== MATERIAL SHOWN ==

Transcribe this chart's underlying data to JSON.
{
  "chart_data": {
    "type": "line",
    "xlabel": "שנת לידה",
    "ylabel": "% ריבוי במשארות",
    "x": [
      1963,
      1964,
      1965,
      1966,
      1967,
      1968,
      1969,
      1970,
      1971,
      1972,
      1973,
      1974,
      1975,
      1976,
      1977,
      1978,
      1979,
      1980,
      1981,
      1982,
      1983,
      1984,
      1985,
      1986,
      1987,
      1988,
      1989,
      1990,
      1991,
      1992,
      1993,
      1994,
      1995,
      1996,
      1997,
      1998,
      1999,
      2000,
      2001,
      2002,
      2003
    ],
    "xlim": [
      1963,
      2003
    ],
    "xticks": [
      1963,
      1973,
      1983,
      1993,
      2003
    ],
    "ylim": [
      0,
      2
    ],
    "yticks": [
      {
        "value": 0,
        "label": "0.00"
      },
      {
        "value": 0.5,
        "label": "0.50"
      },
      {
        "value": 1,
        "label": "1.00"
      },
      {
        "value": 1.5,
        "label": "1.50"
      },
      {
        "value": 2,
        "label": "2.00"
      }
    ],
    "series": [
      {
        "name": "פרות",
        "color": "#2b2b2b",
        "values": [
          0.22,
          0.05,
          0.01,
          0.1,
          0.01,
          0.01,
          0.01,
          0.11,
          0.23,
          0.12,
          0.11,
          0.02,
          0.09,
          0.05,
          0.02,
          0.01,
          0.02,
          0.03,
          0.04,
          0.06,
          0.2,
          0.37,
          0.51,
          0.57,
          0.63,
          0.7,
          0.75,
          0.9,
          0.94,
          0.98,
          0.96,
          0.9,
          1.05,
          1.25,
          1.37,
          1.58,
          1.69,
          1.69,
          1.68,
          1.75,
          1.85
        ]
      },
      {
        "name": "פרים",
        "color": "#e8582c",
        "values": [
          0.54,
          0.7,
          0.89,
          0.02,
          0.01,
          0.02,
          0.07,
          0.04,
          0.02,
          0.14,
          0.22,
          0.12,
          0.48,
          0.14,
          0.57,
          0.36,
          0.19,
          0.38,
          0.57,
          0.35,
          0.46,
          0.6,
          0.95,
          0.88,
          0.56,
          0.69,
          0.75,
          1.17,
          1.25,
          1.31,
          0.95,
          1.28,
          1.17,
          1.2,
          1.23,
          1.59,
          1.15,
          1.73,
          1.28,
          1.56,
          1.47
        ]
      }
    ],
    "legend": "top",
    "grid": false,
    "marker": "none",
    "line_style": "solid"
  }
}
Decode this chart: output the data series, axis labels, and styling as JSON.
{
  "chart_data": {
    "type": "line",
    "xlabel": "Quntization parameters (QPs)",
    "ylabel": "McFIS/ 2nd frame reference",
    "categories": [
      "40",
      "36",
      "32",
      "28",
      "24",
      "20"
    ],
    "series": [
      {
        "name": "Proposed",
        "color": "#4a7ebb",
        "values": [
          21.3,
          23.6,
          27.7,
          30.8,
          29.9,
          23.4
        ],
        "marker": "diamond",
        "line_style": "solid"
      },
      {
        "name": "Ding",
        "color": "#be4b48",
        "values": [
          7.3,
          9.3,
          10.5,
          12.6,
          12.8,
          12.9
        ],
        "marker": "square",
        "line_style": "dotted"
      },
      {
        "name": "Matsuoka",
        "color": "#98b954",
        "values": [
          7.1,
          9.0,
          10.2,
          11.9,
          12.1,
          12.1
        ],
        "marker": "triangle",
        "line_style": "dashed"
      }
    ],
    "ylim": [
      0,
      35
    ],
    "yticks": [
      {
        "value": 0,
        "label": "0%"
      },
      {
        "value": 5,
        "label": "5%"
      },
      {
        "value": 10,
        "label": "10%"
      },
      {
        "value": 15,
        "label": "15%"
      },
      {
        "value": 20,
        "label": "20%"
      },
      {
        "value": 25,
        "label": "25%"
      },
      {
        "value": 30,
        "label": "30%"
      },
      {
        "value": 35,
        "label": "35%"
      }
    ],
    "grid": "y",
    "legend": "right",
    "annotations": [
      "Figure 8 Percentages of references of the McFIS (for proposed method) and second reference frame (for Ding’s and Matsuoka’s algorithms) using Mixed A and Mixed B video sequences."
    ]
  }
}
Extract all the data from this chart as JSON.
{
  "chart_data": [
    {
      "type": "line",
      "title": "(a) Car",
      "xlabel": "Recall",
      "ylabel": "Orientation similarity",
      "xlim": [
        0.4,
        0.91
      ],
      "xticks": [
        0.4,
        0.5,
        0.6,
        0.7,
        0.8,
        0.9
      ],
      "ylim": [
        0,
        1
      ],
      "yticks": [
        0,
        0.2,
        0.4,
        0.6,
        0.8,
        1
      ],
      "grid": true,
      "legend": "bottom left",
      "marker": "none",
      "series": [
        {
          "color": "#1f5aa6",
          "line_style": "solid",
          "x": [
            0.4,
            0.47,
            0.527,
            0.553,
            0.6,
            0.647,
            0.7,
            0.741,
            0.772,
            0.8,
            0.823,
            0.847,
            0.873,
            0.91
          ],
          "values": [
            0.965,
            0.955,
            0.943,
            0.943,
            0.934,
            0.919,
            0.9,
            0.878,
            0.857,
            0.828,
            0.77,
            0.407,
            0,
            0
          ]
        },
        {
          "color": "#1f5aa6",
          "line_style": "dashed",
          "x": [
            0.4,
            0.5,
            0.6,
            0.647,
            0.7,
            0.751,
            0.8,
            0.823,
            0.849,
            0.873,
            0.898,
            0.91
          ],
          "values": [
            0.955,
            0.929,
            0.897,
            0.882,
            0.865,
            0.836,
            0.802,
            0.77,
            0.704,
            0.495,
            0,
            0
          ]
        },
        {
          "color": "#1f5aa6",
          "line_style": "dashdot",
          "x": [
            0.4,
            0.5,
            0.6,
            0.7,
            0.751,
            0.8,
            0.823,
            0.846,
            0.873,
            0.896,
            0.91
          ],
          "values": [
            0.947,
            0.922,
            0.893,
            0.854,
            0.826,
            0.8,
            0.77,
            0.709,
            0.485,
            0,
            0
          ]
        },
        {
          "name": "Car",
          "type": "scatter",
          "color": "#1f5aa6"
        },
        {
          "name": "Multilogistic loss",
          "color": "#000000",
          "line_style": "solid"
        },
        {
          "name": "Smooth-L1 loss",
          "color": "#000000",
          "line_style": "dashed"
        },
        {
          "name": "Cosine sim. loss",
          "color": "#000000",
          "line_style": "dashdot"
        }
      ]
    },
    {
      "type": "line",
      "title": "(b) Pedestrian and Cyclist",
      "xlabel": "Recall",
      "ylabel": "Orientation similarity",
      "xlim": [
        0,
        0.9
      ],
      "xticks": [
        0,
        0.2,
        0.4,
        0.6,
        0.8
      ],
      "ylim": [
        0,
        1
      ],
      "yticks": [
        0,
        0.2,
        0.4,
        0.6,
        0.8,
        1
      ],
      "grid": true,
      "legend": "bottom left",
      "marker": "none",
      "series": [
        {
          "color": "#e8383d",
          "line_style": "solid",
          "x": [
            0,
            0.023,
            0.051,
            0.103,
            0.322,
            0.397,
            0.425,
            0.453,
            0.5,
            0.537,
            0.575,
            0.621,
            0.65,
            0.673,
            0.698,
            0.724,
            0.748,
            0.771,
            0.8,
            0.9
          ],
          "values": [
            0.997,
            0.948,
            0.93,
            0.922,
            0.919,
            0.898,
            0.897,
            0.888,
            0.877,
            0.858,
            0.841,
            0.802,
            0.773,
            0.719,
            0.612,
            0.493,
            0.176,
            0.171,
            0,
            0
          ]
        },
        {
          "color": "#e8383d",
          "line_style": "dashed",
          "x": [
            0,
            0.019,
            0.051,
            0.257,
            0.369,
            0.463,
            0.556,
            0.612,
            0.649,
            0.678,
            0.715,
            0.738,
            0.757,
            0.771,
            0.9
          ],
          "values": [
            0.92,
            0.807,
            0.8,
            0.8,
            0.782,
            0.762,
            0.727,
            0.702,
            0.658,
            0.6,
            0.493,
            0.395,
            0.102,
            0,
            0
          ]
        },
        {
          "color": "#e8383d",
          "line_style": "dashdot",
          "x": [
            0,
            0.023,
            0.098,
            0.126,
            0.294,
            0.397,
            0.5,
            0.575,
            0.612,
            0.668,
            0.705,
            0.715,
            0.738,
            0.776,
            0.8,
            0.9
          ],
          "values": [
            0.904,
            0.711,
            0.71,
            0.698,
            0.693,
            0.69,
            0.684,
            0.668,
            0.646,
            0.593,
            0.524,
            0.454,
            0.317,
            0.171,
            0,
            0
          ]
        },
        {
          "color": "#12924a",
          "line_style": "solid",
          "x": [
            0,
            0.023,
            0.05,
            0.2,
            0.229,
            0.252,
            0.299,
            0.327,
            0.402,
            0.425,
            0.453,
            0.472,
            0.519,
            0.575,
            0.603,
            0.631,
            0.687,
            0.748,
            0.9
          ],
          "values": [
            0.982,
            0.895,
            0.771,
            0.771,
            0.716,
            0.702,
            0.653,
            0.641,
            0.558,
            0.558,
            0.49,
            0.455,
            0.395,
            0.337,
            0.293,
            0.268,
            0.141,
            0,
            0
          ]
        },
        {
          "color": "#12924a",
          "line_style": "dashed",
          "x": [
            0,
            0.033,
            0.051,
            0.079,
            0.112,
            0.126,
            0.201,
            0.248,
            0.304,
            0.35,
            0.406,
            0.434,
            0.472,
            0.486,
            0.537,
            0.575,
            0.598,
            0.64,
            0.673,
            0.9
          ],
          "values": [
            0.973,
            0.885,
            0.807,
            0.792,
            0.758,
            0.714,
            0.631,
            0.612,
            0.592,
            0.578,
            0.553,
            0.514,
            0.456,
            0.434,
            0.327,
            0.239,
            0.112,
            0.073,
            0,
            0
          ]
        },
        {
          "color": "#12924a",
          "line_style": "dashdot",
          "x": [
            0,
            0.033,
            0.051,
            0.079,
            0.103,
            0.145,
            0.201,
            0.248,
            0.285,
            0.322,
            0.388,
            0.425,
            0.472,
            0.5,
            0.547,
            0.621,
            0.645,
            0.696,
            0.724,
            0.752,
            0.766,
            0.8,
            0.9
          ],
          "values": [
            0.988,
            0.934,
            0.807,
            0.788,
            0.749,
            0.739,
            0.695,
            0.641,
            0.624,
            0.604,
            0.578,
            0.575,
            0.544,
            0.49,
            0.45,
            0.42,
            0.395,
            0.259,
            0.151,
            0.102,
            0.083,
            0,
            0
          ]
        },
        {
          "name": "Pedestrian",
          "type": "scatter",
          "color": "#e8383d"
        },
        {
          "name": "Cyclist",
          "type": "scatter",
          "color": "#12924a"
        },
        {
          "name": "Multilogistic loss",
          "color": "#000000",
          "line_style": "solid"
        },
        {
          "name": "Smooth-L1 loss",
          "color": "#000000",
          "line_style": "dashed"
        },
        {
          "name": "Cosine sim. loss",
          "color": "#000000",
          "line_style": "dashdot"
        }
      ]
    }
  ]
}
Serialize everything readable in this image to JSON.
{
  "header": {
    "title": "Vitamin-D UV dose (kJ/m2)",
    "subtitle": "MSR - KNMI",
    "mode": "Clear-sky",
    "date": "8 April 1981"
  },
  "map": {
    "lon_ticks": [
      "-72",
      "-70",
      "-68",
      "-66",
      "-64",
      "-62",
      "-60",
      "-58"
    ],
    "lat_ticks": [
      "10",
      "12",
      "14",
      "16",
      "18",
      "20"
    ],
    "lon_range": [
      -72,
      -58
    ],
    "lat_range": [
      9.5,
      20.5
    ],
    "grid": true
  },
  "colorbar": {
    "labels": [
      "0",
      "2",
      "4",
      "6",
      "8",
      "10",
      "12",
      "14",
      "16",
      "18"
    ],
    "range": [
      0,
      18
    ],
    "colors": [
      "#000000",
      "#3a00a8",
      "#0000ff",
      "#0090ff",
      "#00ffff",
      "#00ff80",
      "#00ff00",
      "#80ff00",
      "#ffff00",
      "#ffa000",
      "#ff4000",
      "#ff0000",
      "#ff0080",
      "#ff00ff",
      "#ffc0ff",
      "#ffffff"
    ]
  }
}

===

• PROBLEM STATEMENT
From the records above, pick out and copy each line holding the word "grid".

• TASK ANSWER
    "grid": false,
    "grid": "y",
      "grid": true,
      "grid": true,
    "grid": true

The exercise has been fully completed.